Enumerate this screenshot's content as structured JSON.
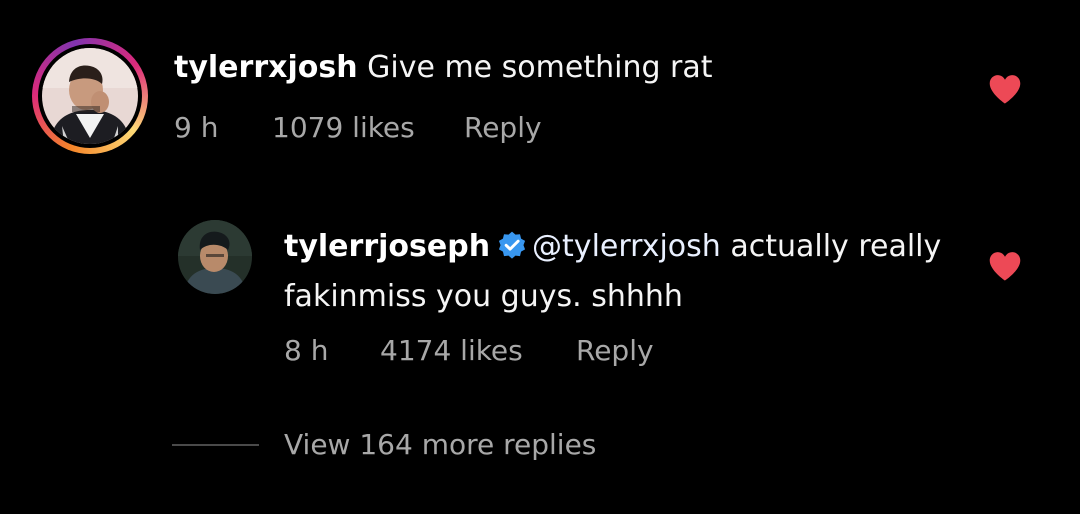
{
  "comment": {
    "username": "tylerrxjosh",
    "text": "Give me something rat",
    "time": "9 h",
    "likes": "1079 likes",
    "reply_label": "Reply",
    "liked": true
  },
  "reply": {
    "username": "tylerrjoseph",
    "verified": true,
    "mention": "@tylerrxjosh",
    "text": " actually really fakinmiss you guys. shhhh",
    "time": "8 h",
    "likes": "4174 likes",
    "reply_label": "Reply",
    "liked": true
  },
  "view_more": {
    "label": "View 164 more replies"
  },
  "colors": {
    "background": "#000000",
    "heart": "#ed4956",
    "verified": "#3897f0",
    "muted_text": "#a8a8a8"
  },
  "icons": {
    "like": "heart-icon",
    "verified": "verified-badge-icon"
  }
}
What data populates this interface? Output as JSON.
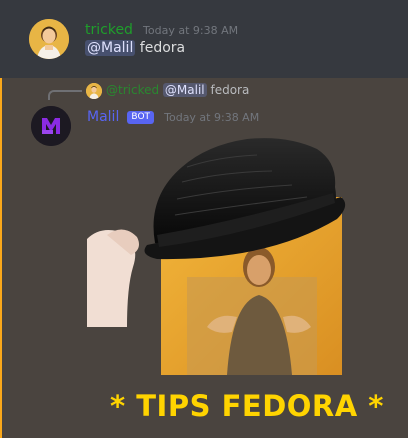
{
  "messages": [
    {
      "author": "tricked",
      "timestamp": "Today at 9:38 AM",
      "mention": "@Malil",
      "text": "fedora",
      "author_color": "#1f9e2b"
    },
    {
      "reply": {
        "author": "@tricked",
        "mention": "@Malil",
        "text": "fedora"
      },
      "author": "Malil",
      "badge": "BOT",
      "timestamp": "Today at 9:38 AM",
      "author_color": "#5865f2",
      "attachment": {
        "caption": "* TIPS FEDORA *",
        "caption_color": "#ffd400"
      }
    }
  ],
  "colors": {
    "background": "#36393f",
    "highlight": "#4a443f",
    "highlight_border": "#faa81a",
    "mention_bg": "rgba(114,137,218,0.3)"
  },
  "icons": {
    "avatar_tricked": "person-avatar-icon",
    "avatar_malil": "malil-logo-icon"
  }
}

════════════════════

_STATED PROBLEM_
Scan the lines above for "verified", then copy every one that has it.

_RESULT OF THIS EXERCISE_
    "verified": true,
    "verified": "#3897f0",
    "verified": "verified-badge-icon"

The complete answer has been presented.